Transcribe every entry word for word, but skip the images.

Start of DATA TO PROCESS

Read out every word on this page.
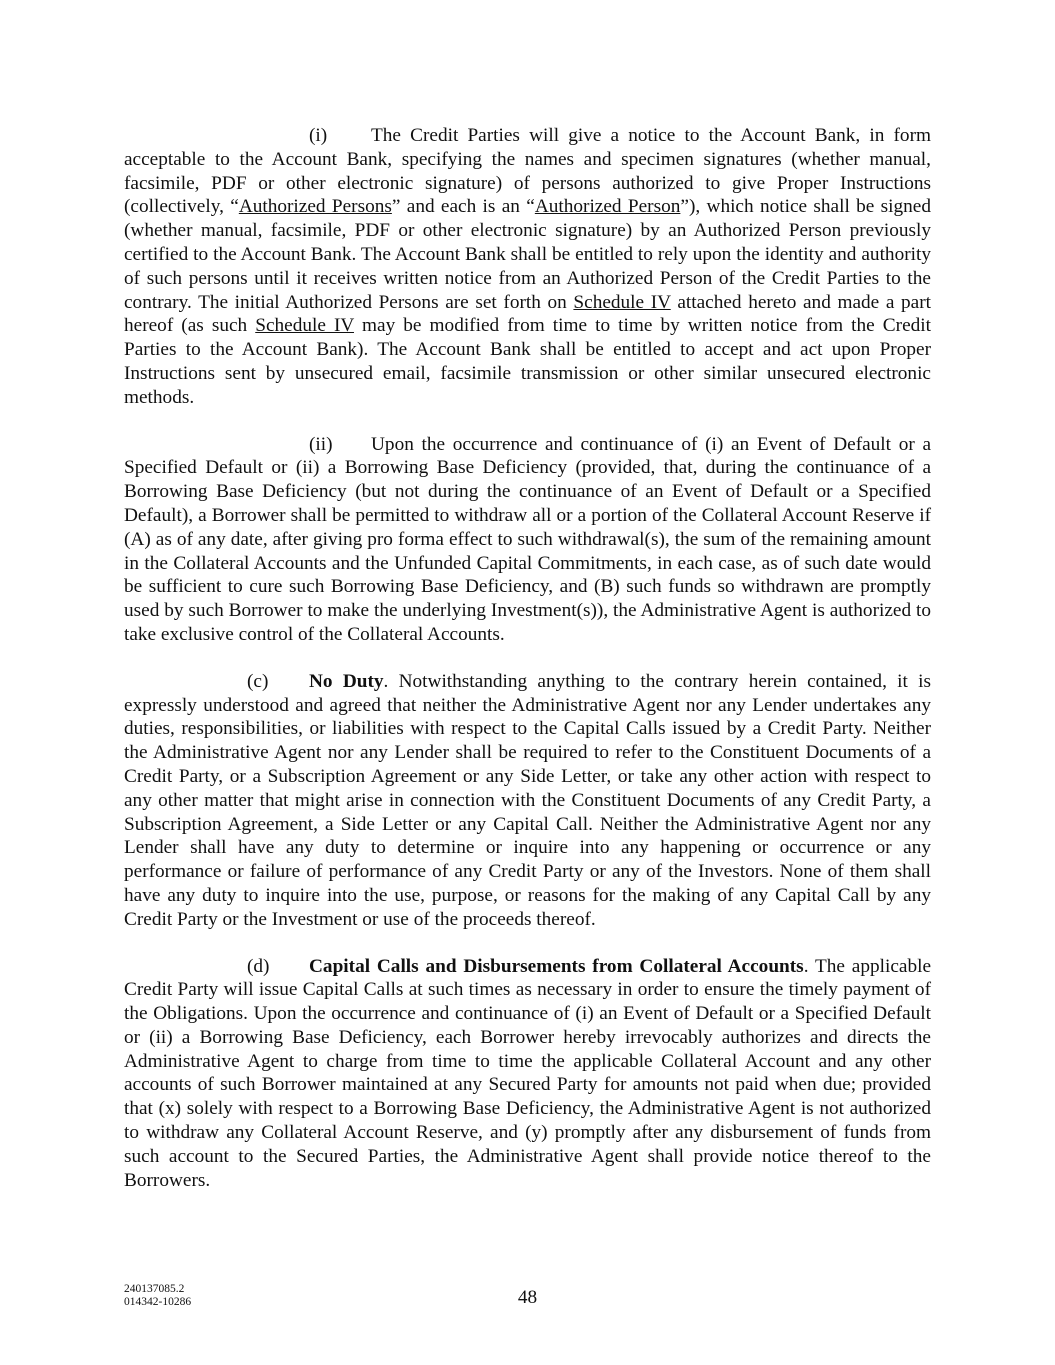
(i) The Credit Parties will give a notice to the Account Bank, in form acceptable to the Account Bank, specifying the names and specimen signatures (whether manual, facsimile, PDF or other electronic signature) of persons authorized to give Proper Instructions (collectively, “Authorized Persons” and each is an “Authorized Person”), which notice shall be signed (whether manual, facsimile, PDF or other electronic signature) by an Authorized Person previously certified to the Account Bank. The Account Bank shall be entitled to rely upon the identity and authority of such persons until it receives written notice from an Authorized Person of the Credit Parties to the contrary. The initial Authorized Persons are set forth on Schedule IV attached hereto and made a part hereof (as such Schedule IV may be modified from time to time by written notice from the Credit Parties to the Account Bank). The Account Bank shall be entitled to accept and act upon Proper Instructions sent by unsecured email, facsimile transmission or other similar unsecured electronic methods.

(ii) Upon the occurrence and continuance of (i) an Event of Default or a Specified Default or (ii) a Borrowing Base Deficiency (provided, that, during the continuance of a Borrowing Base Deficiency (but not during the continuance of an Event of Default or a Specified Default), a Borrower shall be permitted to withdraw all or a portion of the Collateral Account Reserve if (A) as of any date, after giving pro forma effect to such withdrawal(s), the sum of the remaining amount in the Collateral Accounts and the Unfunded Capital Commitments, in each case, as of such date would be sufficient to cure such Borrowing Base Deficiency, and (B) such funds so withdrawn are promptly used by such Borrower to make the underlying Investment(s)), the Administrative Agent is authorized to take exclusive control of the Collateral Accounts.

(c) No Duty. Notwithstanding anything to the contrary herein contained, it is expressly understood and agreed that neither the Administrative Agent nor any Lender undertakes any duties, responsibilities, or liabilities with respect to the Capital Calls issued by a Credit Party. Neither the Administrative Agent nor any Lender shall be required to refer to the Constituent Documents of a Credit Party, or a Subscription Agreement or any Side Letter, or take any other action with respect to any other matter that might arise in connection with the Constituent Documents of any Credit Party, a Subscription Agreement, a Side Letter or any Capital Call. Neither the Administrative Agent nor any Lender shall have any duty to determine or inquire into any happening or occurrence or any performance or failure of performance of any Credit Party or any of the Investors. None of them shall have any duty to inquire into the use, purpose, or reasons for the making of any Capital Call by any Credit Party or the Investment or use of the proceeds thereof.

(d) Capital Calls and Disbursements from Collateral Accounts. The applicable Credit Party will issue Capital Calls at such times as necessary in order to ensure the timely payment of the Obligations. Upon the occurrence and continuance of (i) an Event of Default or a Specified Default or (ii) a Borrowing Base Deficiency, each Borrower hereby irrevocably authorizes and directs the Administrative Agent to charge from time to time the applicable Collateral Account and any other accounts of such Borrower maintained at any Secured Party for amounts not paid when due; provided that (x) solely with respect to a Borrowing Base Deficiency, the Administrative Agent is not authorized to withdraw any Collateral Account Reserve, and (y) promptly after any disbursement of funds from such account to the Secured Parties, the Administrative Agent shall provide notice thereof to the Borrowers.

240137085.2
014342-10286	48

End of DATA TO PROCESS

§ WRITTEN SOLUTION:
Read out every word on this page.
(i) The Credit Parties will give a notice to the Account Bank, in form acceptable to the Account Bank, specifying the names and specimen signatures (whether manual, facsimile, PDF or other electronic signature) of persons authorized to give Proper Instructions (collectively, “Authorized Persons” and each is an “Authorized Person”), which notice shall be signed (whether manual, facsimile, PDF or other electronic signature) by an Authorized Person previously certified to the Account Bank. The Account Bank shall be entitled to rely upon the identity and authority of such persons until it receives written notice from an Authorized Person of the Credit Parties to the contrary. The initial Authorized Persons are set forth on Schedule IV attached hereto and made a part hereof (as such Schedule IV may be modified from time to time by written notice from the Credit Parties to the Account Bank). The Account Bank shall be entitled to accept and act upon Proper Instructions sent by unsecured email, facsimile transmission or other similar unsecured electronic methods.

(ii) Upon the occurrence and continuance of (i) an Event of Default or a Specified Default or (ii) a Borrowing Base Deficiency (provided, that, during the continuance of a Borrowing Base Deficiency (but not during the continuance of an Event of Default or a Specified Default), a Borrower shall be permitted to withdraw all or a portion of the Collateral Account Reserve if (A) as of any date, after giving pro forma effect to such withdrawal(s), the sum of the remaining amount in the Collateral Accounts and the Unfunded Capital Commitments, in each case, as of such date would be sufficient to cure such Borrowing Base Deficiency, and (B) such funds so withdrawn are promptly used by such Borrower to make the underlying Investment(s)), the Administrative Agent is authorized to take exclusive control of the Collateral Accounts.

(c) No Duty. Notwithstanding anything to the contrary herein contained, it is expressly understood and agreed that neither the Administrative Agent nor any Lender undertakes any duties, responsibilities, or liabilities with respect to the Capital Calls issued by a Credit Party. Neither the Administrative Agent nor any Lender shall be required to refer to the Constituent Documents of a Credit Party, or a Subscription Agreement or any Side Letter, or take any other action with respect to any other matter that might arise in connection with the Constituent Documents of any Credit Party, a Subscription Agreement, a Side Letter or any Capital Call. Neither the Administrative Agent nor any Lender shall have any duty to determine or inquire into any happening or occurrence or any performance or failure of performance of any Credit Party or any of the Investors. None of them shall have any duty to inquire into the use, purpose, or reasons for the making of any Capital Call by any Credit Party or the Investment or use of the proceeds thereof.

(d) Capital Calls and Disbursements from Collateral Accounts. The applicable Credit Party will issue Capital Calls at such times as necessary in order to ensure the timely payment of the Obligations. Upon the occurrence and continuance of (i) an Event of Default or a Specified Default or (ii) a Borrowing Base Deficiency, each Borrower hereby irrevocably authorizes and directs the Administrative Agent to charge from time to time the applicable Collateral Account and any other accounts of such Borrower maintained at any Secured Party for amounts not paid when due; provided that (x) solely with respect to a Borrowing Base Deficiency, the Administrative Agent is not authorized to withdraw any Collateral Account Reserve, and (y) promptly after any disbursement of funds from such account to the Secured Parties, the Administrative Agent shall provide notice thereof to the Borrowers.

240137085.2
014342-10286	48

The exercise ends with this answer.